Available records
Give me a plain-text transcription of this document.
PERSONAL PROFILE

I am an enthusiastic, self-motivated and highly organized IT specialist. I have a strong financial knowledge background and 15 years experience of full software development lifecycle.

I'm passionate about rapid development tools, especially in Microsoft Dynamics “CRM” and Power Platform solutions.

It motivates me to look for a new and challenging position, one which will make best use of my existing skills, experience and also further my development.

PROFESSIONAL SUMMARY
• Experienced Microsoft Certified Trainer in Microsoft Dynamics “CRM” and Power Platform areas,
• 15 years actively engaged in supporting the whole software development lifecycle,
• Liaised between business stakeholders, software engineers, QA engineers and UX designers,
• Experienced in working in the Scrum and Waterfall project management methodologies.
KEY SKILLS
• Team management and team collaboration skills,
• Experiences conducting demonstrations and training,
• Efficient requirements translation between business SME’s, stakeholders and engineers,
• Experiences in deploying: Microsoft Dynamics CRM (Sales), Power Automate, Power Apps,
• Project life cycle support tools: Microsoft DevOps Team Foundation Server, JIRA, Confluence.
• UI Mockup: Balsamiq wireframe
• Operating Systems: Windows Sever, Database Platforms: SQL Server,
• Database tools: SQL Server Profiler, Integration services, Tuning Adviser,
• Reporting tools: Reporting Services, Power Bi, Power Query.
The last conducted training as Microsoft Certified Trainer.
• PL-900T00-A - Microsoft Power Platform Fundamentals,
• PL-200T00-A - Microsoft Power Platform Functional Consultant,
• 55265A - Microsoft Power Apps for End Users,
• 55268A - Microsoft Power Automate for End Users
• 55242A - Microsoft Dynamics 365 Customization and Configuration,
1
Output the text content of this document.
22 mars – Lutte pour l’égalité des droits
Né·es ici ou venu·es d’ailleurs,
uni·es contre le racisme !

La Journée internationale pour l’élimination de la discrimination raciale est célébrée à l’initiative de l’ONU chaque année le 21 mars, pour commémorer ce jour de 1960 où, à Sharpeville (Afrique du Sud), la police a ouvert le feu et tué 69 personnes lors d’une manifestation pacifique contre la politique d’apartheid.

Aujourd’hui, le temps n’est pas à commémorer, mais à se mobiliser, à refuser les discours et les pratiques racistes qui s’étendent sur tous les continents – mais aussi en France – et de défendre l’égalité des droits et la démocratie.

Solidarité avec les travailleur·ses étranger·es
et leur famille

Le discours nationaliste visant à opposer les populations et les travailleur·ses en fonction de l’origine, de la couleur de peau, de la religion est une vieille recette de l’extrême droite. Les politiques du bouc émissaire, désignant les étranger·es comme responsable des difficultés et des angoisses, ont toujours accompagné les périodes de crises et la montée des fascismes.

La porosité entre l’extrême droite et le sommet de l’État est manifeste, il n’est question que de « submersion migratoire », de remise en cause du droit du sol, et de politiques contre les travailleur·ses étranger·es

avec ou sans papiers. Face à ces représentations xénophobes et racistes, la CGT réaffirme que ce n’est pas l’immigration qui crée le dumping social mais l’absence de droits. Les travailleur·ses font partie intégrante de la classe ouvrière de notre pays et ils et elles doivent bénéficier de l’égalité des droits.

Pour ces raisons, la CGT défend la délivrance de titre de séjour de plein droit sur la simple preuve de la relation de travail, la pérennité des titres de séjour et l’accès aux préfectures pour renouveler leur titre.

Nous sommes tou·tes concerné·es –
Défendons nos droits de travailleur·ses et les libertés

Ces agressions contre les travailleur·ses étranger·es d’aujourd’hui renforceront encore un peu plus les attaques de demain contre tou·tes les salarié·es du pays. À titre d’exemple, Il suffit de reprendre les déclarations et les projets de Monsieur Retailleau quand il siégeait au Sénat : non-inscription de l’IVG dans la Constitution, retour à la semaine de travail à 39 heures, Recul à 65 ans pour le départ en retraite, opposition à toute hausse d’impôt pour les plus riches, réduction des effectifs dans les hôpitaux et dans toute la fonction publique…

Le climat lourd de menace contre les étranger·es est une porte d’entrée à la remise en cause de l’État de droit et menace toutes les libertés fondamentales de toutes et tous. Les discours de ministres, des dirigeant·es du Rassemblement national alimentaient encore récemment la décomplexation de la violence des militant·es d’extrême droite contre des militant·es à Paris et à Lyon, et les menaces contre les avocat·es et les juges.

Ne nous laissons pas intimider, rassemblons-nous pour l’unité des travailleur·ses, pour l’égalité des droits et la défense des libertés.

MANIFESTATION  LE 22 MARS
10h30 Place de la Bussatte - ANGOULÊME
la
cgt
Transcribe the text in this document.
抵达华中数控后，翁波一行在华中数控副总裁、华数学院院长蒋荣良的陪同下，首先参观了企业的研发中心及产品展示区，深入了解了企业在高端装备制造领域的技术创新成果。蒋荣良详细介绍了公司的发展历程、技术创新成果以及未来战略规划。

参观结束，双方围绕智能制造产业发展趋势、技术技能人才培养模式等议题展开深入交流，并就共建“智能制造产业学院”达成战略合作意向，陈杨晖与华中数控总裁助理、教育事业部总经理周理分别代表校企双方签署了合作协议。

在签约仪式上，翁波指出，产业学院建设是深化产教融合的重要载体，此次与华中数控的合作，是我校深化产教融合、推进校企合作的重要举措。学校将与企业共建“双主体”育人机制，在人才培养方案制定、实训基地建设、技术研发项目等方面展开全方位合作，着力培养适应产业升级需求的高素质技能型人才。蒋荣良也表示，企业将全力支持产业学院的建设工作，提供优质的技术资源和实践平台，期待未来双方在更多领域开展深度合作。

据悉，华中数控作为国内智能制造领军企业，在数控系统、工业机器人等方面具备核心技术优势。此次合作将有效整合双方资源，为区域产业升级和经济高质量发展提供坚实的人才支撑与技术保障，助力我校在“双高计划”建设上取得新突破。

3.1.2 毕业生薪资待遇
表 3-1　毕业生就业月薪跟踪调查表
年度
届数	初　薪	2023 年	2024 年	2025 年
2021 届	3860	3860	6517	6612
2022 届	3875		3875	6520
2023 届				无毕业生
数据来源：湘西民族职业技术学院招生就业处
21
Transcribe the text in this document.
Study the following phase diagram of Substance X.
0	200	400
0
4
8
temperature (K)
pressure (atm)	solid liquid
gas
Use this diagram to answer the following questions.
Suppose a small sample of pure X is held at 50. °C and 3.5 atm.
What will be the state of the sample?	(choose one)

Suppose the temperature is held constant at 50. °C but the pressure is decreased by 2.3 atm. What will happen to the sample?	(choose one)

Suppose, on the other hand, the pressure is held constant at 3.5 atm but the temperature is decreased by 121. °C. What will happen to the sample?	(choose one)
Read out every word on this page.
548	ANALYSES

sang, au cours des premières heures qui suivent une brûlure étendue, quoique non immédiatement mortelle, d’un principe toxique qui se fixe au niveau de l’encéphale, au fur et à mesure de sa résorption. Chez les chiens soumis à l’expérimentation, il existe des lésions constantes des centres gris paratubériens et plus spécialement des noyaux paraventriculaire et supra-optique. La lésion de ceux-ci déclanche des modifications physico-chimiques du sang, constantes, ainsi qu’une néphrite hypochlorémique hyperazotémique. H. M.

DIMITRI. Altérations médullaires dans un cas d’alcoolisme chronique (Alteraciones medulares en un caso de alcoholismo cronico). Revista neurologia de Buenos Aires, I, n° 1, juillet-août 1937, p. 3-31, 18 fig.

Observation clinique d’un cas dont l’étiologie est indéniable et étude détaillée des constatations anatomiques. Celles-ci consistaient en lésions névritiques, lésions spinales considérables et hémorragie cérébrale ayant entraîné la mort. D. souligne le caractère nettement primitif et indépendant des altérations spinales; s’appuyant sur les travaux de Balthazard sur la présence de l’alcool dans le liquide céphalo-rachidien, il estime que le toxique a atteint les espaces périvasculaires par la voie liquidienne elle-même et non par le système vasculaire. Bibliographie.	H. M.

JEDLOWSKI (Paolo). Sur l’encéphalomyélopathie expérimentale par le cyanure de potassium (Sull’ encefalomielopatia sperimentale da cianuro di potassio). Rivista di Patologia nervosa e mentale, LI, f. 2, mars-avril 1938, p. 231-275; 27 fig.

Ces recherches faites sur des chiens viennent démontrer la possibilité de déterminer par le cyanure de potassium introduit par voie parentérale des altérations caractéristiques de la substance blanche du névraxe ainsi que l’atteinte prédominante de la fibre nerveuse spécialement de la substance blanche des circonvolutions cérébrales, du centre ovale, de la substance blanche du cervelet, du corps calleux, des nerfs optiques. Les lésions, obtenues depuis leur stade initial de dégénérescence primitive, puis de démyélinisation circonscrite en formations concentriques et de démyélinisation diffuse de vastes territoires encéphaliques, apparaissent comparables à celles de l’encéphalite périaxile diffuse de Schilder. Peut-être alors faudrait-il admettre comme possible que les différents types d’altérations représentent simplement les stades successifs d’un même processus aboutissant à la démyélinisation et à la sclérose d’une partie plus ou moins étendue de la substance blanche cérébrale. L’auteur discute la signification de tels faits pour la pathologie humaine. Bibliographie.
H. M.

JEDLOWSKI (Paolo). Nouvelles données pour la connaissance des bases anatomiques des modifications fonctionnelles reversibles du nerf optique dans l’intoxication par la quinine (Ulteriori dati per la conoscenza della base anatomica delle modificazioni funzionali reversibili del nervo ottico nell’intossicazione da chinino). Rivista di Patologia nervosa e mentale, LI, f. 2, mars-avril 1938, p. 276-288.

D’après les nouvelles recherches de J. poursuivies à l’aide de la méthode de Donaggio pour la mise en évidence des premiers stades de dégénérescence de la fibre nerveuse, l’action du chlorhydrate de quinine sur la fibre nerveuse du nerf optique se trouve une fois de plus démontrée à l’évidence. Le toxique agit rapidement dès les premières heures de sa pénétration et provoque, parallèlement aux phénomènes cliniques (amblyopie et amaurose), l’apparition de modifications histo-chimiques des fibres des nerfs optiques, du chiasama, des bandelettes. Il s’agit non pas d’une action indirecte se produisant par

What you will do
From the entries, copy out each line containing the word "partie".

Task output
avec ou sans papiers. Face à ces représentations xénophobes et racistes, la CGT réaffirme que ce n’est pas l’immigration qui crée le dumping social mais l’absence de droits. Les travailleur·ses font partie intégrante de la classe ouvrière de notre pays et ils et elles doivent bénéficier de l’égalité des droits.
Ces recherches faites sur des chiens viennent démontrer la possibilité de déterminer par le cyanure de potassium introduit par voie parentérale des altérations caractéristiques de la substance blanche du névraxe ainsi que l’atteinte prédominante de la fibre nerveuse spécialement de la substance blanche des circonvolutions cérébrales, du centre ovale, de la substance blanche du cervelet, du corps calleux, des nerfs optiques. Les lésions, obtenues depuis leur stade initial de dégénérescence primitive, puis de démyélinisation circonscrite en formations concentriques et de démyélinisation diffuse de vastes territoires encéphaliques, apparaissent comparables à celles de l’encéphalite périaxile diffuse de Schilder. Peut-être alors faudrait-il admettre comme possible que les différents types d’altérations représentent simplement les stades successifs d’un même processus aboutissant à la démyélinisation et à la sclérose d’une partie plus ou moins étendue de la substance blanche cérébrale. L’auteur discute la signification de tels faits pour la pathologie humaine. Bibliographie.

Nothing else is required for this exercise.